Dataset:
++++

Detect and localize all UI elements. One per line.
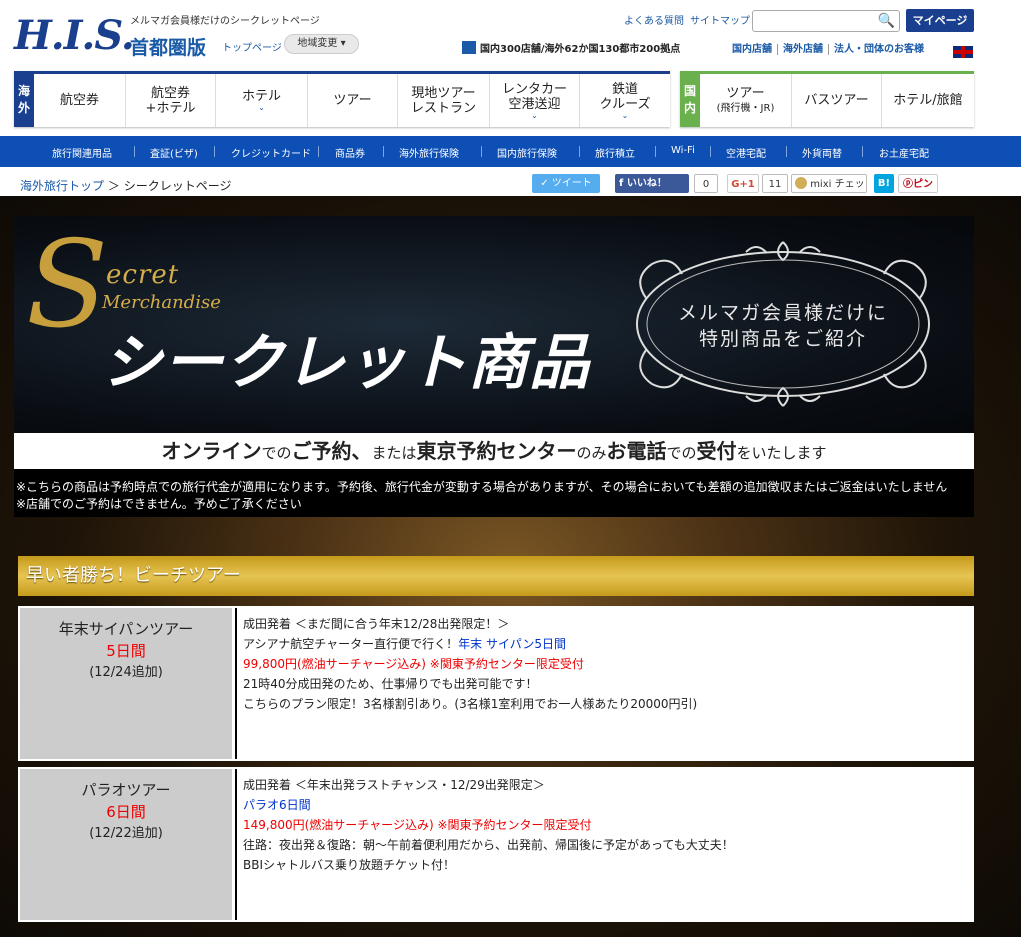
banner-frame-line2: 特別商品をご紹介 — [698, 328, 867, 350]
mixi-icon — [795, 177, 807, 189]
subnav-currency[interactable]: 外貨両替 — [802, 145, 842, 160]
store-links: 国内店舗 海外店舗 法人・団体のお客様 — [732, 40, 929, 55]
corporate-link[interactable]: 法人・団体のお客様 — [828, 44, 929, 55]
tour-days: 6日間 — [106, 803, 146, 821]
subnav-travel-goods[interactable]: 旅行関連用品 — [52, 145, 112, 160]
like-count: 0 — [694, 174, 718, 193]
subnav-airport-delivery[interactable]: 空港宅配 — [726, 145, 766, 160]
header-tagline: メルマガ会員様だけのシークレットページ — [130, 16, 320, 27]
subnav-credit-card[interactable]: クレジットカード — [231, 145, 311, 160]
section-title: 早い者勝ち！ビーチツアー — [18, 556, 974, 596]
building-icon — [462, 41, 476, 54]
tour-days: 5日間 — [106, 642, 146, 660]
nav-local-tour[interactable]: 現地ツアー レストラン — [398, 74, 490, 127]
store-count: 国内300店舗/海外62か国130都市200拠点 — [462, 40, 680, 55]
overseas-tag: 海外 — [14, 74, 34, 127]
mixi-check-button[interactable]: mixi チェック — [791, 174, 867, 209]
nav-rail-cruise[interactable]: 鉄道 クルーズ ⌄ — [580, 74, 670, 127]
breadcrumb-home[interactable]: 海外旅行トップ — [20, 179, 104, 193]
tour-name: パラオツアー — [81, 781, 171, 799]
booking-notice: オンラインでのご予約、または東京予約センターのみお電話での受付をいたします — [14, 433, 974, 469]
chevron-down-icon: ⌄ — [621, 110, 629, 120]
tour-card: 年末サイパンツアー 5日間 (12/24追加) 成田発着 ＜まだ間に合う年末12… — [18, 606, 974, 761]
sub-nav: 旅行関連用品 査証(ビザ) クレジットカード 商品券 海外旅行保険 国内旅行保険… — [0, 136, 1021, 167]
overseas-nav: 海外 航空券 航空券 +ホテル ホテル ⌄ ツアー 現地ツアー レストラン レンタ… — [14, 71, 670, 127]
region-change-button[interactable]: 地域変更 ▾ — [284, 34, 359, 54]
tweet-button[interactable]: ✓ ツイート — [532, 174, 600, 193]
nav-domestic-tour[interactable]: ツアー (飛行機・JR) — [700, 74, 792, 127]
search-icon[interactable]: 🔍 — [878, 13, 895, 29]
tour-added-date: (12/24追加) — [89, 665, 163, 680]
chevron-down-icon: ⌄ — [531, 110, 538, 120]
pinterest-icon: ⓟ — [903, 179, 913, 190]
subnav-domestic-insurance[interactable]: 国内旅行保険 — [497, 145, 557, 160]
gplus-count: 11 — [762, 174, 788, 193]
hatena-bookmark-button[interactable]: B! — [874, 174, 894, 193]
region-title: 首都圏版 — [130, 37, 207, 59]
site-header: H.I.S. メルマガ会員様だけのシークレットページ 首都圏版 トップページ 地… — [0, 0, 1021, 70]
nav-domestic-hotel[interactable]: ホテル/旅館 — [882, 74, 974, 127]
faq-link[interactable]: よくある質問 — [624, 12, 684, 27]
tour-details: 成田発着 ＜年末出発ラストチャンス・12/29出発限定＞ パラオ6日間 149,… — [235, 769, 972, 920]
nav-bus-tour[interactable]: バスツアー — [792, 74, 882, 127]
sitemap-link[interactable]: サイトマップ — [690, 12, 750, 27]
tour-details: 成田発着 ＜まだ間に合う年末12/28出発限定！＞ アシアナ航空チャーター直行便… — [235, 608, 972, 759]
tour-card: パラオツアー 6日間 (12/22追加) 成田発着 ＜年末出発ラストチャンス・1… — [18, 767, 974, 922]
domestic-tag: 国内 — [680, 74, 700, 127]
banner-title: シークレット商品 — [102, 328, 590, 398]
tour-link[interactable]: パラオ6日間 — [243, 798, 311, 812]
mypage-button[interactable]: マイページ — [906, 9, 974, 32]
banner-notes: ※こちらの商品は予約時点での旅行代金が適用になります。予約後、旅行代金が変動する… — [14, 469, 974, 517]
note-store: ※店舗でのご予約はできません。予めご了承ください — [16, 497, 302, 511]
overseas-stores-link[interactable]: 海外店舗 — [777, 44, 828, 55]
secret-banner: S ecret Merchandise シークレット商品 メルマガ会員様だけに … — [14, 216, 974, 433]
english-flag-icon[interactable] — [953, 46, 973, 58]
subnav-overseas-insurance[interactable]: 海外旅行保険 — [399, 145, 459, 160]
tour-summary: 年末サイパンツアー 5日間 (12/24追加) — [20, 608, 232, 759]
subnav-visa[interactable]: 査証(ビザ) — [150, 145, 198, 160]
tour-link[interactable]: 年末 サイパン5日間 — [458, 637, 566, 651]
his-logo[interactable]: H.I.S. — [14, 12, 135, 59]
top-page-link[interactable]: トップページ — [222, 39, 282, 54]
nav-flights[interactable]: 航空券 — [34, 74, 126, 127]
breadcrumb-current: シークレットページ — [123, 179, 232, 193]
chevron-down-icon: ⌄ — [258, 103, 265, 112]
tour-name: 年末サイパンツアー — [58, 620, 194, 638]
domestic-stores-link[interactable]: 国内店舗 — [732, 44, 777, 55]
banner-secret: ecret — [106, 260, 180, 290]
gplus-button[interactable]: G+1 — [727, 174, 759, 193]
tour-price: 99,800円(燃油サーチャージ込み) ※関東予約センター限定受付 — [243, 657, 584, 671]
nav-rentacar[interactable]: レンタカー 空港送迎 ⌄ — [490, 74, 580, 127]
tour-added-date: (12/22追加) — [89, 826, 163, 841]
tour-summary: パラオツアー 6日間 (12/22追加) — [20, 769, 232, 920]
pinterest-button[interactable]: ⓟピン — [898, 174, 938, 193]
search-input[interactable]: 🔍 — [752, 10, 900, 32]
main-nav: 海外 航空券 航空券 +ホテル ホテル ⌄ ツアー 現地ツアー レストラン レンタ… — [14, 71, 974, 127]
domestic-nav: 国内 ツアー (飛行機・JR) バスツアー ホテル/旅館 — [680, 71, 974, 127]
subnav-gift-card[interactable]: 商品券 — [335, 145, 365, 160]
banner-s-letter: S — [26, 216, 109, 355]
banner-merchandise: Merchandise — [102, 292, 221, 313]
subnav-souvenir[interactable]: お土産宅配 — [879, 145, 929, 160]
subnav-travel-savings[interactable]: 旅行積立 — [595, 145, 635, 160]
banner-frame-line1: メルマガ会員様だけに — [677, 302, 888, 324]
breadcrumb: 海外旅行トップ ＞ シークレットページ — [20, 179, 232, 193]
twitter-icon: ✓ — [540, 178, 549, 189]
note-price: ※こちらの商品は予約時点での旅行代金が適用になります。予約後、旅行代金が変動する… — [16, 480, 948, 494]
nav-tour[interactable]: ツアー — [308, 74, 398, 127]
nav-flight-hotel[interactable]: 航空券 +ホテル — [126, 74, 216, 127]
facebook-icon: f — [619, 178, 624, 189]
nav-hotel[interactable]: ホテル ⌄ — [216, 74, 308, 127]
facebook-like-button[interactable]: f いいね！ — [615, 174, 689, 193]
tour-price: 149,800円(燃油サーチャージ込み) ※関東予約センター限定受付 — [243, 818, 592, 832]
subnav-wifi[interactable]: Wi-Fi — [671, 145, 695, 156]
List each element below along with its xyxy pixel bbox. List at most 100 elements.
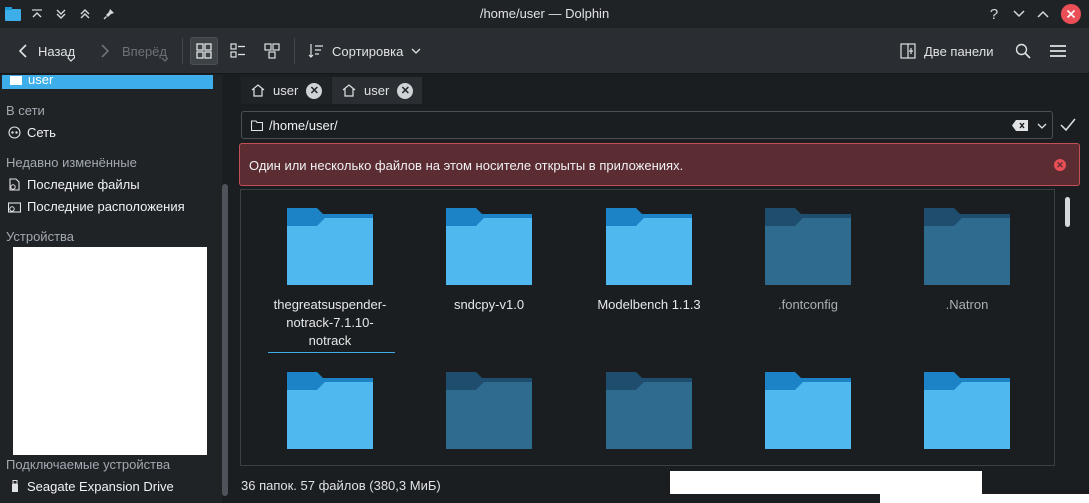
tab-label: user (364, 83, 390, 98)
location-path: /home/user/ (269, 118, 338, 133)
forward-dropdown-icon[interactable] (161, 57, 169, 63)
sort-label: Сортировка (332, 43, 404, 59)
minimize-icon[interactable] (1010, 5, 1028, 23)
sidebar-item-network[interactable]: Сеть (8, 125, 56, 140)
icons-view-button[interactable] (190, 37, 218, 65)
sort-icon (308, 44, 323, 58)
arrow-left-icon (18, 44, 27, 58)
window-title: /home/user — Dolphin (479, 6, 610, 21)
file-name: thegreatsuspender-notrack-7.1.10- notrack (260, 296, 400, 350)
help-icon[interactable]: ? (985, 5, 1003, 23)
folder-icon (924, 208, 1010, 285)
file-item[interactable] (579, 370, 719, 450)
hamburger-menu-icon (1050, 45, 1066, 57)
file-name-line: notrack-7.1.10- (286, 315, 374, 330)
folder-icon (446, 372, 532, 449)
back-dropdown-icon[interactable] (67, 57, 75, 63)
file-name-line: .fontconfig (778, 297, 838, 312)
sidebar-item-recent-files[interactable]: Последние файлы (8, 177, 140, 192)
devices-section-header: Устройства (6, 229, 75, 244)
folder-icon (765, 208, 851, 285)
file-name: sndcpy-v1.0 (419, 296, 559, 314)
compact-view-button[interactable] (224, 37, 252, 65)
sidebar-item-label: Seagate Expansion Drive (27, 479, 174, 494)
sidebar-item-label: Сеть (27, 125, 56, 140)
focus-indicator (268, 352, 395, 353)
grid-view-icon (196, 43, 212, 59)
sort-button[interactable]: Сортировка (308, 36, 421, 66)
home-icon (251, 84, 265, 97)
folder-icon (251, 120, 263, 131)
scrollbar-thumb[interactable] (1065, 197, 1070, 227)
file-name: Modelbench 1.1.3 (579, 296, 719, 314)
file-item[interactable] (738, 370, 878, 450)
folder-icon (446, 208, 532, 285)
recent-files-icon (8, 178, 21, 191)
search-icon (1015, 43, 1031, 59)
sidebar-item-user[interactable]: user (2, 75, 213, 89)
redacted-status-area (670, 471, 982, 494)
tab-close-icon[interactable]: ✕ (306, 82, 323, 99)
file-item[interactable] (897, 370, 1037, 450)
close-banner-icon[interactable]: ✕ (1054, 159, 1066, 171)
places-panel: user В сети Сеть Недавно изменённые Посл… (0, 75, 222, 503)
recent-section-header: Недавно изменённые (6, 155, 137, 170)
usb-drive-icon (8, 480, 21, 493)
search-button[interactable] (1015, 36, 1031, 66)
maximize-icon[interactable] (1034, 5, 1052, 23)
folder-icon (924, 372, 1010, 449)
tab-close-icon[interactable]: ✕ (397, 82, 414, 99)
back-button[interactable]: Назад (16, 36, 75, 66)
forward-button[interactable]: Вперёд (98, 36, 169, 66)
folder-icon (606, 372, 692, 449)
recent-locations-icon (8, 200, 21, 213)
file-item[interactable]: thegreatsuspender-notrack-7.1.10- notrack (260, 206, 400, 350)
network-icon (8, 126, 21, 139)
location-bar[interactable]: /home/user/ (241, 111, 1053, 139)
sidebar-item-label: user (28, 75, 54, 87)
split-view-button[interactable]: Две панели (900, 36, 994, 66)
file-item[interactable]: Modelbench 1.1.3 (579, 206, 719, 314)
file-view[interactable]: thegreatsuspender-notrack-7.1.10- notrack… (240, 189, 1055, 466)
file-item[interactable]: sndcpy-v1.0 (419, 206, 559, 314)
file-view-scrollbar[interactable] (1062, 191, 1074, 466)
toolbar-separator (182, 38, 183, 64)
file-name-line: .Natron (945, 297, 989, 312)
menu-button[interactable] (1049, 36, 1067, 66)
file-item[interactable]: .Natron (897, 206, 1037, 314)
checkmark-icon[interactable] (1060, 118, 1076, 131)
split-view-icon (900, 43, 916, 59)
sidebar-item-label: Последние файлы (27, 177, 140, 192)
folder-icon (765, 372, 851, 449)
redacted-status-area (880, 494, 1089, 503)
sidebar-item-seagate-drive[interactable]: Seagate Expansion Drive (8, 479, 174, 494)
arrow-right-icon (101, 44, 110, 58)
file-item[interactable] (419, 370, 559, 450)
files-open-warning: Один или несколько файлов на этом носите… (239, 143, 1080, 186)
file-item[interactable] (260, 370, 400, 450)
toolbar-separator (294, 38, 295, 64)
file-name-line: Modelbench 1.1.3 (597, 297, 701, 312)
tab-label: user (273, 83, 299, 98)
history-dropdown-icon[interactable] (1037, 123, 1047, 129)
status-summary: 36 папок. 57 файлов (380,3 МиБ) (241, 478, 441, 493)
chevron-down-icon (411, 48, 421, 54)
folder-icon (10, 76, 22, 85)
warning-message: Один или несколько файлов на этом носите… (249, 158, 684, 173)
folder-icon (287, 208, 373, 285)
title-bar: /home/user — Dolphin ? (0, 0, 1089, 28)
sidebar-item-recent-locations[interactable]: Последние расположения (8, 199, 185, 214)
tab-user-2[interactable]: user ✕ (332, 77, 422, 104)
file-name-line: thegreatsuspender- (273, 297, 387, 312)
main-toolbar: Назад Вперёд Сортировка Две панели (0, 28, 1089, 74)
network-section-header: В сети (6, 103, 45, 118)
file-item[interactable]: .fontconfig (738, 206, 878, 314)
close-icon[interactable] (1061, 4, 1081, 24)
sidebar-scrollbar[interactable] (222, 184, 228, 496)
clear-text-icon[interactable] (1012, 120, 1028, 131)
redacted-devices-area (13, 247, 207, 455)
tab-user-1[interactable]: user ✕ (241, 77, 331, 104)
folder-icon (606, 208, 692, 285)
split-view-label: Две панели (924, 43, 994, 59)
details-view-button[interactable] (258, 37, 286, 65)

++++

Written request:
Could you copy out, word for word, the lines of the material above from the one holding "tab-label: user (364, 83, 390, 98)" through the one holding "minimize-icon[interactable] (1010, 5, 1028, 23)", both included?

Output below:
tab-label: user (364, 83, 390, 98)
location-path: /home/user/ (269, 118, 338, 133)
forward-dropdown-icon[interactable] (161, 57, 169, 63)
sort-label: Сортировка (332, 43, 404, 59)
minimize-icon[interactable] (1010, 5, 1028, 23)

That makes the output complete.